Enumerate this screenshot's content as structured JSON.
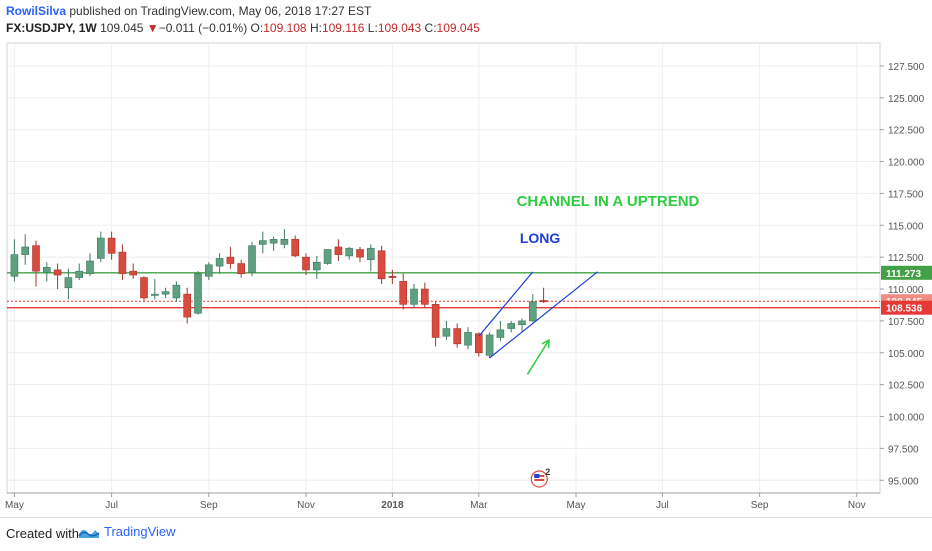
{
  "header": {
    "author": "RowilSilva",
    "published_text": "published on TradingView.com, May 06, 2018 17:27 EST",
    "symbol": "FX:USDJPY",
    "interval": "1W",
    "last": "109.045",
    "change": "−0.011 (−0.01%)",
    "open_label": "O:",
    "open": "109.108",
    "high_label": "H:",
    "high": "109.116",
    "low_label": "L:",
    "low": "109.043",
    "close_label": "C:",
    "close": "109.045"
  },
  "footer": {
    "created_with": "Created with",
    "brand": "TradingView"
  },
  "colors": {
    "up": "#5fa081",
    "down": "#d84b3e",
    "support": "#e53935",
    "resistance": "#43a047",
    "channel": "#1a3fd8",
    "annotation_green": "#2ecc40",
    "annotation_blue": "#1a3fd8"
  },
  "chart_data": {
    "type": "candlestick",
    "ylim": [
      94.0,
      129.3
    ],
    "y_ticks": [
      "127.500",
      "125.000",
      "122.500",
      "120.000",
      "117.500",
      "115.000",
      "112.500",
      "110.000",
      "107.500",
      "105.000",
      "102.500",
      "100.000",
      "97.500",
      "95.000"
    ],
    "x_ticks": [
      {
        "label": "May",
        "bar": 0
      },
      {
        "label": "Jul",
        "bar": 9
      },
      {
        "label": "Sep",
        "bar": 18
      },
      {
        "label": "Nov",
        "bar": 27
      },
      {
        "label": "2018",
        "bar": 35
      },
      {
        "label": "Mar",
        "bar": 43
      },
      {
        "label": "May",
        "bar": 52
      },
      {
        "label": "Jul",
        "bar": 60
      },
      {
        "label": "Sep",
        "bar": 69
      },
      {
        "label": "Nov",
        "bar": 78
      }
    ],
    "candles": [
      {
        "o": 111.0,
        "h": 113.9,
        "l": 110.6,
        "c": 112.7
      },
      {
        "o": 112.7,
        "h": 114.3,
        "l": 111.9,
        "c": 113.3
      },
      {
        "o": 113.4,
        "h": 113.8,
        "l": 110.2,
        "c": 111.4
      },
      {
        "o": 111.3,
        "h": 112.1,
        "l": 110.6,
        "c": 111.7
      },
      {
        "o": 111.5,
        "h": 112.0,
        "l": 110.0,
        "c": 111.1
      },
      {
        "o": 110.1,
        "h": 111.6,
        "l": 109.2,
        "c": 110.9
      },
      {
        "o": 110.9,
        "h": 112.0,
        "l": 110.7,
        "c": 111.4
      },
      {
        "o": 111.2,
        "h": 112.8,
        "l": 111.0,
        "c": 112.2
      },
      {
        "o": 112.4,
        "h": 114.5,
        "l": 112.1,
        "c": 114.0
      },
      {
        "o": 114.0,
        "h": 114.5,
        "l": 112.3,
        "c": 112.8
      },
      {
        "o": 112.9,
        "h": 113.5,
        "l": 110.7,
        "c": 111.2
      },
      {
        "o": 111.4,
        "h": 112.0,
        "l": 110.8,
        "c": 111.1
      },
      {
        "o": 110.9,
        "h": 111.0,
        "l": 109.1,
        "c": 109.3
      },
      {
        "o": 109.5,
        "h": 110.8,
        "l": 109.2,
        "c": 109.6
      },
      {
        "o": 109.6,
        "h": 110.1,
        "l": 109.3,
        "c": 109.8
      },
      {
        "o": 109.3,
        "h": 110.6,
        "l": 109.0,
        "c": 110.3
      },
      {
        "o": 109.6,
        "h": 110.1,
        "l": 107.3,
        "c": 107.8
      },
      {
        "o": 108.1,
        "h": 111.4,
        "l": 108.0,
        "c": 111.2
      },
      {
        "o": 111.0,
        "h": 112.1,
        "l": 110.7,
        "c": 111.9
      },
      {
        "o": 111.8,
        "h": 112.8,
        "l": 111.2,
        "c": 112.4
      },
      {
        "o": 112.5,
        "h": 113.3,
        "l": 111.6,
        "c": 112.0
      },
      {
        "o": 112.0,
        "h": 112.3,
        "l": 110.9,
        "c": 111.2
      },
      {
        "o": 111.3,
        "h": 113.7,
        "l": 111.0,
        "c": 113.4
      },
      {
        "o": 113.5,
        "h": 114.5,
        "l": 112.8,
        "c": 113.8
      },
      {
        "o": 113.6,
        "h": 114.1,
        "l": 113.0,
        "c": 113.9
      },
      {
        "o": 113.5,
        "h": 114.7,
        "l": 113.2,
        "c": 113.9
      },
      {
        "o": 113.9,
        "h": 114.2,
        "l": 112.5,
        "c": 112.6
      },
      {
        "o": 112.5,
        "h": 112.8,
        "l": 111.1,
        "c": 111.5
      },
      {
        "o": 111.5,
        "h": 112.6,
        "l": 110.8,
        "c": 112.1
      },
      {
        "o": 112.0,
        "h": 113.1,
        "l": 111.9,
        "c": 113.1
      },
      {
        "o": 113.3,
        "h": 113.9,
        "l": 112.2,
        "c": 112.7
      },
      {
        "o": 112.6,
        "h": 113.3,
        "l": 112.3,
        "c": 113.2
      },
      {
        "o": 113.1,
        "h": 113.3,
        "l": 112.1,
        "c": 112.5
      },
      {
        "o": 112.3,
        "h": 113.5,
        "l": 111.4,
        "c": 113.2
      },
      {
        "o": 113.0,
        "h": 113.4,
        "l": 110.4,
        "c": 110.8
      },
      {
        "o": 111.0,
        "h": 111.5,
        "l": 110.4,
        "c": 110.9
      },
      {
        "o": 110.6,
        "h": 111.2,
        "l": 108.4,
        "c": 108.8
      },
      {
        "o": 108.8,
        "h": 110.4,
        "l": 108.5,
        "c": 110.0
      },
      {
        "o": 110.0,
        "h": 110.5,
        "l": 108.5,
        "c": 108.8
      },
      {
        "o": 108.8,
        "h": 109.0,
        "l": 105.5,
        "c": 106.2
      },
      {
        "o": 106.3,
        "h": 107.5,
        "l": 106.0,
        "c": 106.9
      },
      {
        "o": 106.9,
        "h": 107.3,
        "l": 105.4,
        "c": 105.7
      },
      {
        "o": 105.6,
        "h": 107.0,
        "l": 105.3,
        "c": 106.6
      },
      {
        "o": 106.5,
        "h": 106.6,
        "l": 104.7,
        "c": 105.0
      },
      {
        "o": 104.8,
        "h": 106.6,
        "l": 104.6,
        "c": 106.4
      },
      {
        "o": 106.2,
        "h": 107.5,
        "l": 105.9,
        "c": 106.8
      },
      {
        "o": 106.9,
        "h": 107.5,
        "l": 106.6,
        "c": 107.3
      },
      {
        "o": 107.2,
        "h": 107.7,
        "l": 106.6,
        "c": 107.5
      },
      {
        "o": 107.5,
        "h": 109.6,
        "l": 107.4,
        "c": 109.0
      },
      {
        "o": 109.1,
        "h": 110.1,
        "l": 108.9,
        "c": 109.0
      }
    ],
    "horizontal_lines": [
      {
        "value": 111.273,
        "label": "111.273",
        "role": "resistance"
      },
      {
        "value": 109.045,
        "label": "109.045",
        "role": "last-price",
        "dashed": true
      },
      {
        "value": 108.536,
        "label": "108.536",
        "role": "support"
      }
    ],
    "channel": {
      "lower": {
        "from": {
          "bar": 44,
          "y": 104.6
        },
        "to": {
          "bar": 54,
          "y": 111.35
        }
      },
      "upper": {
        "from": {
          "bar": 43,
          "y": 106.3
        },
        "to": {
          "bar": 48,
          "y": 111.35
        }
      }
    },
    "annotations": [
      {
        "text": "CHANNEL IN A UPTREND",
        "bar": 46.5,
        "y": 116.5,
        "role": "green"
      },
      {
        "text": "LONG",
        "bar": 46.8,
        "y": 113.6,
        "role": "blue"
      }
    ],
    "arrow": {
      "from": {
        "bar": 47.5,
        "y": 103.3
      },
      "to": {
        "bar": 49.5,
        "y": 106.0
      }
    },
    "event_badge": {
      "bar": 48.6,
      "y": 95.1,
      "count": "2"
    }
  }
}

# SET EXERCISE:
Pick out the lines containing the word "role" and show them.

# EXERCISE SOLUTION:
        "role": "resistance"
        "role": "last-price",
        "role": "support"
        "role": "green"
        "role": "blue"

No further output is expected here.